- _Directive_
Return every line below in which "this" appears.
════════
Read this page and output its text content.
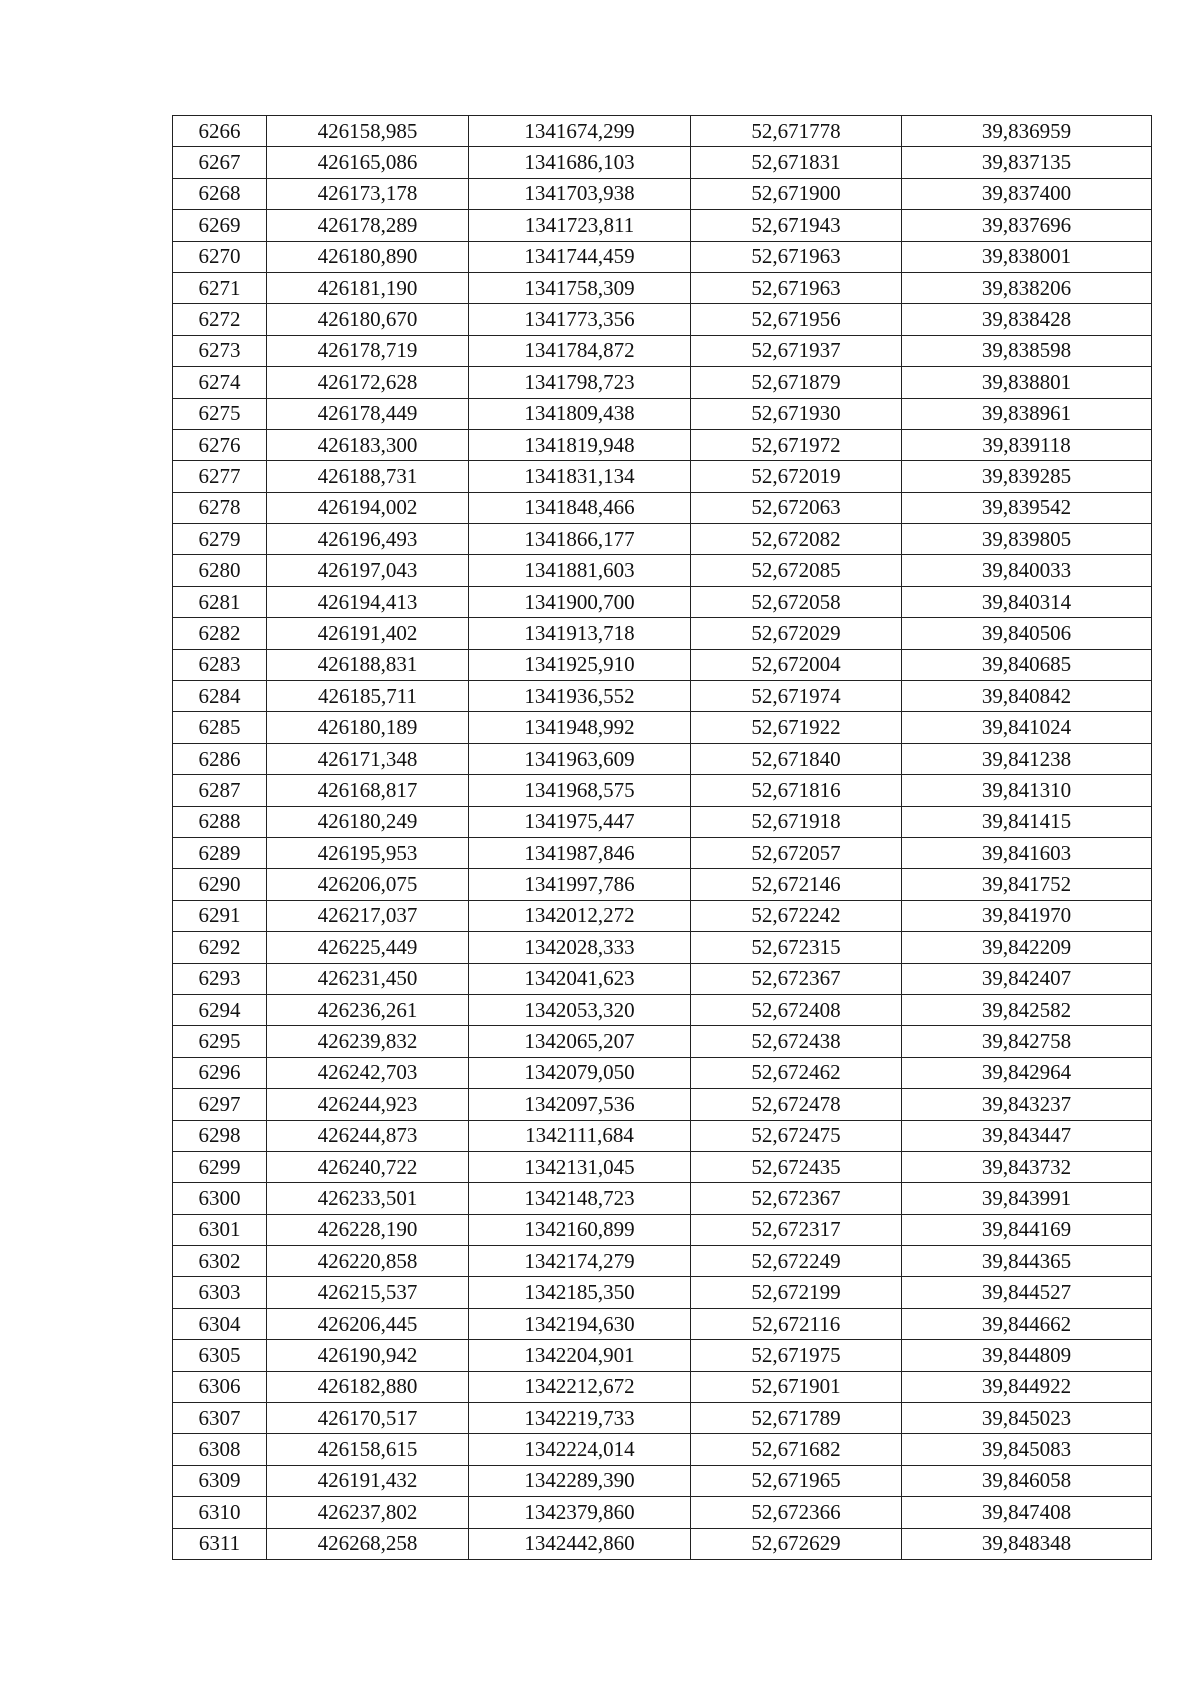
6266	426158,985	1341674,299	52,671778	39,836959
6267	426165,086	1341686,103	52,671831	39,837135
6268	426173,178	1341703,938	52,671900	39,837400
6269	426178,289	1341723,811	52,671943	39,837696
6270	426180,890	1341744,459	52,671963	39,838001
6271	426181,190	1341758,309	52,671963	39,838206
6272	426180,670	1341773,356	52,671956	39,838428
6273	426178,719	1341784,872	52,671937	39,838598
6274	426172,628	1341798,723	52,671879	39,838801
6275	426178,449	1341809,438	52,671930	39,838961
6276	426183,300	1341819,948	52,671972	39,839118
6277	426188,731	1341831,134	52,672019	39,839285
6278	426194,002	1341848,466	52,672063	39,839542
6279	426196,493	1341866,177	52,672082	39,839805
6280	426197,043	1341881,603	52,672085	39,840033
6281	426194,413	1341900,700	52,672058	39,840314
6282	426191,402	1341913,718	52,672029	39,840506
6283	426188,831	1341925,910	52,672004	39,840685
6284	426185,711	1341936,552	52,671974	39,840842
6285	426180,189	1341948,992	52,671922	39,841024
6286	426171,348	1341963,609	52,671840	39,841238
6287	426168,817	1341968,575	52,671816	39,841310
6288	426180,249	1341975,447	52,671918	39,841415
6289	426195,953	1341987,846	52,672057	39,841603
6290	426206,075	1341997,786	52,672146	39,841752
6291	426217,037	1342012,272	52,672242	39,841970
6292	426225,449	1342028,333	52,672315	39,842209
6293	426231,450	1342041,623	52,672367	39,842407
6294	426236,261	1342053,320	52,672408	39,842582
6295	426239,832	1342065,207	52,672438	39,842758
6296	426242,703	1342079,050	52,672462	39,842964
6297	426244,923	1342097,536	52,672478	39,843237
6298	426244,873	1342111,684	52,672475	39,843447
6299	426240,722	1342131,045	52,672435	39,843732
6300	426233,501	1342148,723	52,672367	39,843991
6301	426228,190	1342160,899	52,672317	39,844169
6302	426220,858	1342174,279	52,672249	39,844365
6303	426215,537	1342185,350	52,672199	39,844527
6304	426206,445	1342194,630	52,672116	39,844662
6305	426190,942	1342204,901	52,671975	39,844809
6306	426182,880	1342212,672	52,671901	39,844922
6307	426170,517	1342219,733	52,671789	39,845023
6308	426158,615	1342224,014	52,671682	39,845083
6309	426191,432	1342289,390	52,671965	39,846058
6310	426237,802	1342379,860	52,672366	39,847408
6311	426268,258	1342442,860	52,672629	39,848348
════════
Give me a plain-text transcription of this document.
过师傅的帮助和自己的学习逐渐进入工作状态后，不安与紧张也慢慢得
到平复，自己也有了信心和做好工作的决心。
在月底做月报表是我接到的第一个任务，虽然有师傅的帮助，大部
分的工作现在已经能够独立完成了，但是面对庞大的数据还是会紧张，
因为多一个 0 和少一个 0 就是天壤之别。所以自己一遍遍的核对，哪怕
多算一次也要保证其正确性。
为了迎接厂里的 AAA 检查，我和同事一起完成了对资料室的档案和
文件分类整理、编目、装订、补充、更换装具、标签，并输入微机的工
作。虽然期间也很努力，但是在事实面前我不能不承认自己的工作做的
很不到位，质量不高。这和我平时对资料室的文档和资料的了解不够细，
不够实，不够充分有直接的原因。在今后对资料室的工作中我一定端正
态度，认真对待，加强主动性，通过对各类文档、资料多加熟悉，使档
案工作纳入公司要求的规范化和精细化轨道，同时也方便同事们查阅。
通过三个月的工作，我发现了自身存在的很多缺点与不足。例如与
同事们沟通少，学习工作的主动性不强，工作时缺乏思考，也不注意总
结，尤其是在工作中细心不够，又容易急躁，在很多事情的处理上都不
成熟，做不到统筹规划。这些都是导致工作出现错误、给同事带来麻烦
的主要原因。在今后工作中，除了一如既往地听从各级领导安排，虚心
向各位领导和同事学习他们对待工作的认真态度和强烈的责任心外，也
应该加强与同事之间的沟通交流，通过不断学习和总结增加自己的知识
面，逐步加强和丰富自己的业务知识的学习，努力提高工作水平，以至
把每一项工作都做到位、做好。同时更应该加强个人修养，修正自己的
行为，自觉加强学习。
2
════════
- _Correct response_
Read this page and output its text content.
Give me a plain-text transcription of this document.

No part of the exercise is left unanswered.